→ **Task to carry out**: Output each entry exactly; skip nothing.
[begin Data to use]
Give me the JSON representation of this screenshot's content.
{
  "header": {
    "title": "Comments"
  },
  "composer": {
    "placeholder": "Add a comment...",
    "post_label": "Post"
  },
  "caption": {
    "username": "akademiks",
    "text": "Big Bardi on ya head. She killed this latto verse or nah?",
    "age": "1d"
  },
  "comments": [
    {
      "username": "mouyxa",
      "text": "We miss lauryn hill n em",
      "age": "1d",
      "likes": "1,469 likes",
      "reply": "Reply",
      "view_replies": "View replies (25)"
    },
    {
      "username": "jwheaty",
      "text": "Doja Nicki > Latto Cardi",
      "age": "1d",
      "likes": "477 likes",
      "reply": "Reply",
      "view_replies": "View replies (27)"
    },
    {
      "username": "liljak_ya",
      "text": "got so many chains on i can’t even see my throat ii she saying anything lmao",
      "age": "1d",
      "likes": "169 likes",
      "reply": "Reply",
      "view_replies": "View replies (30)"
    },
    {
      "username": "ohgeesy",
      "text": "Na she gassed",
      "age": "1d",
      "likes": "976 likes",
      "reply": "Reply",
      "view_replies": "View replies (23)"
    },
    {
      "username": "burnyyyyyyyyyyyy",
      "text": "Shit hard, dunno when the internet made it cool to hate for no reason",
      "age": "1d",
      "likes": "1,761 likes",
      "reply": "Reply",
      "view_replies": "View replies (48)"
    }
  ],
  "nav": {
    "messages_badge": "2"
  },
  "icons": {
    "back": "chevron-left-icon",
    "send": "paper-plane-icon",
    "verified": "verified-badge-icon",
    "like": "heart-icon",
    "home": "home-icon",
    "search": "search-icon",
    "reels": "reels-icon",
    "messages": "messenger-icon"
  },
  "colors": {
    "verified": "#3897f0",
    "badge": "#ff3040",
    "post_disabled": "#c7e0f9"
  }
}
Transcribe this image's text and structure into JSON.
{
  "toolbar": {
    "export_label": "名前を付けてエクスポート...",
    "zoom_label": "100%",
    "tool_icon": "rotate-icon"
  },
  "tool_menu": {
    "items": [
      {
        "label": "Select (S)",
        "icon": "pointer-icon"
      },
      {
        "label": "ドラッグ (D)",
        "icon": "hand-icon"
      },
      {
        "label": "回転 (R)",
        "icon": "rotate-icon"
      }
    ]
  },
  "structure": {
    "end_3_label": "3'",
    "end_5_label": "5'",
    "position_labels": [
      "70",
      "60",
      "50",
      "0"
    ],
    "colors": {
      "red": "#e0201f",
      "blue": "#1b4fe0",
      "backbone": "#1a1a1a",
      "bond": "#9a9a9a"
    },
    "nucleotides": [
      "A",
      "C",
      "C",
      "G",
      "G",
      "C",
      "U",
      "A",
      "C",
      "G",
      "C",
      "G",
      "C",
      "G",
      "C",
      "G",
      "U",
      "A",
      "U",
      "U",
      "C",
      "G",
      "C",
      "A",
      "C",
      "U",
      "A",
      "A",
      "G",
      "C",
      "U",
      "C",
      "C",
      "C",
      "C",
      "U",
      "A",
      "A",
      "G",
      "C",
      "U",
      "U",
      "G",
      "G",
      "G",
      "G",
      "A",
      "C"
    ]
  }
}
[end Data to use]
→ **Task solution**:
Give me the JSON representation of this screenshot's content.
{
  "header": {
    "title": "Comments"
  },
  "composer": {
    "placeholder": "Add a comment...",
    "post_label": "Post"
  },
  "caption": {
    "username": "akademiks",
    "text": "Big Bardi on ya head. She killed this latto verse or nah?",
    "age": "1d"
  },
  "comments": [
    {
      "username": "mouyxa",
      "text": "We miss lauryn hill n em",
      "age": "1d",
      "likes": "1,469 likes",
      "reply": "Reply",
      "view_replies": "View replies (25)"
    },
    {
      "username": "jwheaty",
      "text": "Doja Nicki > Latto Cardi",
      "age": "1d",
      "likes": "477 likes",
      "reply": "Reply",
      "view_replies": "View replies (27)"
    },
    {
      "username": "liljak_ya",
      "text": "got so many chains on i can’t even see my throat ii she saying anything lmao",
      "age": "1d",
      "likes": "169 likes",
      "reply": "Reply",
      "view_replies": "View replies (30)"
    },
    {
      "username": "ohgeesy",
      "text": "Na she gassed",
      "age": "1d",
      "likes": "976 likes",
      "reply": "Reply",
      "view_replies": "View replies (23)"
    },
    {
      "username": "burnyyyyyyyyyyyy",
      "text": "Shit hard, dunno when the internet made it cool to hate for no reason",
      "age": "1d",
      "likes": "1,761 likes",
      "reply": "Reply",
      "view_replies": "View replies (48)"
    }
  ],
  "nav": {
    "messages_badge": "2"
  },
  "icons": {
    "back": "chevron-left-icon",
    "send": "paper-plane-icon",
    "verified": "verified-badge-icon",
    "like": "heart-icon",
    "home": "home-icon",
    "search": "search-icon",
    "reels": "reels-icon",
    "messages": "messenger-icon"
  },
  "colors": {
    "verified": "#3897f0",
    "badge": "#ff3040",
    "post_disabled": "#c7e0f9"
  }
}
Transcribe this image's text and structure into JSON.
{
  "toolbar": {
    "export_label": "名前を付けてエクスポート...",
    "zoom_label": "100%",
    "tool_icon": "rotate-icon"
  },
  "tool_menu": {
    "items": [
      {
        "label": "Select (S)",
        "icon": "pointer-icon"
      },
      {
        "label": "ドラッグ (D)",
        "icon": "hand-icon"
      },
      {
        "label": "回転 (R)",
        "icon": "rotate-icon"
      }
    ]
  },
  "structure": {
    "end_3_label": "3'",
    "end_5_label": "5'",
    "position_labels": [
      "70",
      "60",
      "50",
      "0"
    ],
    "colors": {
      "red": "#e0201f",
      "blue": "#1b4fe0",
      "backbone": "#1a1a1a",
      "bond": "#9a9a9a"
    },
    "nucleotides": [
      "A",
      "C",
      "C",
      "G",
      "G",
      "C",
      "U",
      "A",
      "C",
      "G",
      "C",
      "G",
      "C",
      "G",
      "C",
      "G",
      "U",
      "A",
      "U",
      "U",
      "C",
      "G",
      "C",
      "A",
      "C",
      "U",
      "A",
      "A",
      "G",
      "C",
      "U",
      "C",
      "C",
      "C",
      "C",
      "U",
      "A",
      "A",
      "G",
      "C",
      "U",
      "U",
      "G",
      "G",
      "G",
      "G",
      "A",
      "C"
    ]
  }
}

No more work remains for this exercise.